### Required work
Output all of the records exactly as written.

### Records provided

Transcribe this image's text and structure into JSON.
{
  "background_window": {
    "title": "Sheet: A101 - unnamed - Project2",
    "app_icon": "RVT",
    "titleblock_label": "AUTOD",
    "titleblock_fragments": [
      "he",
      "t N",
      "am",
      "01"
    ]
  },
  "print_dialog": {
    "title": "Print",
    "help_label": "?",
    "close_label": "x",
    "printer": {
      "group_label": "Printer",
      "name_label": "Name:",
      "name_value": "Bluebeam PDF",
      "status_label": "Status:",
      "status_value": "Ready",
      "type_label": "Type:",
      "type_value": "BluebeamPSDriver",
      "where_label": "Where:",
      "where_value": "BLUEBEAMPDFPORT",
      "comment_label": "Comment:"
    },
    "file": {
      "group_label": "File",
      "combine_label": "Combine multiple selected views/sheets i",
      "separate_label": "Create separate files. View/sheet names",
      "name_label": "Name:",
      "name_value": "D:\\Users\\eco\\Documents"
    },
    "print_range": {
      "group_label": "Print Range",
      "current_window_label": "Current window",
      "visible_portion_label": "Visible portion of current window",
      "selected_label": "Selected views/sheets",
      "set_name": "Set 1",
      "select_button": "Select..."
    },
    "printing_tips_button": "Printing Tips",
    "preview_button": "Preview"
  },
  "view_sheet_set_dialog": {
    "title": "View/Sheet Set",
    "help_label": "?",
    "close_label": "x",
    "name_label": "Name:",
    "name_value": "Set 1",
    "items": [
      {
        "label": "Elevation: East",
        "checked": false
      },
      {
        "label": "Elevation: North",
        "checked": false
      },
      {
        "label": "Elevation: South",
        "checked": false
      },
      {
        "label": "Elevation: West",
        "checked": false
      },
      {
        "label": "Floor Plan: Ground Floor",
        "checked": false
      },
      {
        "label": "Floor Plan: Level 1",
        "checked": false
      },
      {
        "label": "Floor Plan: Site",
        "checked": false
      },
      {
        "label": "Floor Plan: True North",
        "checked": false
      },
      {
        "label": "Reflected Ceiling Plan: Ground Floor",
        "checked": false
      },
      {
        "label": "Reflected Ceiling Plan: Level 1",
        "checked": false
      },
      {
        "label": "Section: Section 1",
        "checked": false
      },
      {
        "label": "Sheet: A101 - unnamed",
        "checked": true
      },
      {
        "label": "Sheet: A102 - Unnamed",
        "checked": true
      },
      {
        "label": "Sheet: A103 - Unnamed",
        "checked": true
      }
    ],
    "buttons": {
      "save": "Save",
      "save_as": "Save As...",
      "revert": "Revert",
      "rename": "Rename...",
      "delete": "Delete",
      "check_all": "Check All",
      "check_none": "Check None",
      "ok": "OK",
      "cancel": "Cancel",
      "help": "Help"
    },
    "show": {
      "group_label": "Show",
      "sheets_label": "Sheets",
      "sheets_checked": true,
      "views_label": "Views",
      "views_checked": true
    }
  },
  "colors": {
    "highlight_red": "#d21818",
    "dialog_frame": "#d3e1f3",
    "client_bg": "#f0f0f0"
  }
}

### Task result
Transcribe this image's text and structure into JSON.
{
  "background_window": {
    "title": "Sheet: A101 - unnamed - Project2",
    "app_icon": "RVT",
    "titleblock_label": "AUTOD",
    "titleblock_fragments": [
      "he",
      "t N",
      "am",
      "01"
    ]
  },
  "print_dialog": {
    "title": "Print",
    "help_label": "?",
    "close_label": "x",
    "printer": {
      "group_label": "Printer",
      "name_label": "Name:",
      "name_value": "Bluebeam PDF",
      "status_label": "Status:",
      "status_value": "Ready",
      "type_label": "Type:",
      "type_value": "BluebeamPSDriver",
      "where_label": "Where:",
      "where_value": "BLUEBEAMPDFPORT",
      "comment_label": "Comment:"
    },
    "file": {
      "group_label": "File",
      "combine_label": "Combine multiple selected views/sheets i",
      "separate_label": "Create separate files. View/sheet names",
      "name_label": "Name:",
      "name_value": "D:\\Users\\eco\\Documents"
    },
    "print_range": {
      "group_label": "Print Range",
      "current_window_label": "Current window",
      "visible_portion_label": "Visible portion of current window",
      "selected_label": "Selected views/sheets",
      "set_name": "Set 1",
      "select_button": "Select..."
    },
    "printing_tips_button": "Printing Tips",
    "preview_button": "Preview"
  },
  "view_sheet_set_dialog": {
    "title": "View/Sheet Set",
    "help_label": "?",
    "close_label": "x",
    "name_label": "Name:",
    "name_value": "Set 1",
    "items": [
      {
        "label": "Elevation: East",
        "checked": false
      },
      {
        "label": "Elevation: North",
        "checked": false
      },
      {
        "label": "Elevation: South",
        "checked": false
      },
      {
        "label": "Elevation: West",
        "checked": false
      },
      {
        "label": "Floor Plan: Ground Floor",
        "checked": false
      },
      {
        "label": "Floor Plan: Level 1",
        "checked": false
      },
      {
        "label": "Floor Plan: Site",
        "checked": false
      },
      {
        "label": "Floor Plan: True North",
        "checked": false
      },
      {
        "label": "Reflected Ceiling Plan: Ground Floor",
        "checked": false
      },
      {
        "label": "Reflected Ceiling Plan: Level 1",
        "checked": false
      },
      {
        "label": "Section: Section 1",
        "checked": false
      },
      {
        "label": "Sheet: A101 - unnamed",
        "checked": true
      },
      {
        "label": "Sheet: A102 - Unnamed",
        "checked": true
      },
      {
        "label": "Sheet: A103 - Unnamed",
        "checked": true
      }
    ],
    "buttons": {
      "save": "Save",
      "save_as": "Save As...",
      "revert": "Revert",
      "rename": "Rename...",
      "delete": "Delete",
      "check_all": "Check All",
      "check_none": "Check None",
      "ok": "OK",
      "cancel": "Cancel",
      "help": "Help"
    },
    "show": {
      "group_label": "Show",
      "sheets_label": "Sheets",
      "sheets_checked": true,
      "views_label": "Views",
      "views_checked": true
    }
  },
  "colors": {
    "highlight_red": "#d21818",
    "dialog_frame": "#d3e1f3",
    "client_bg": "#f0f0f0"
  }
}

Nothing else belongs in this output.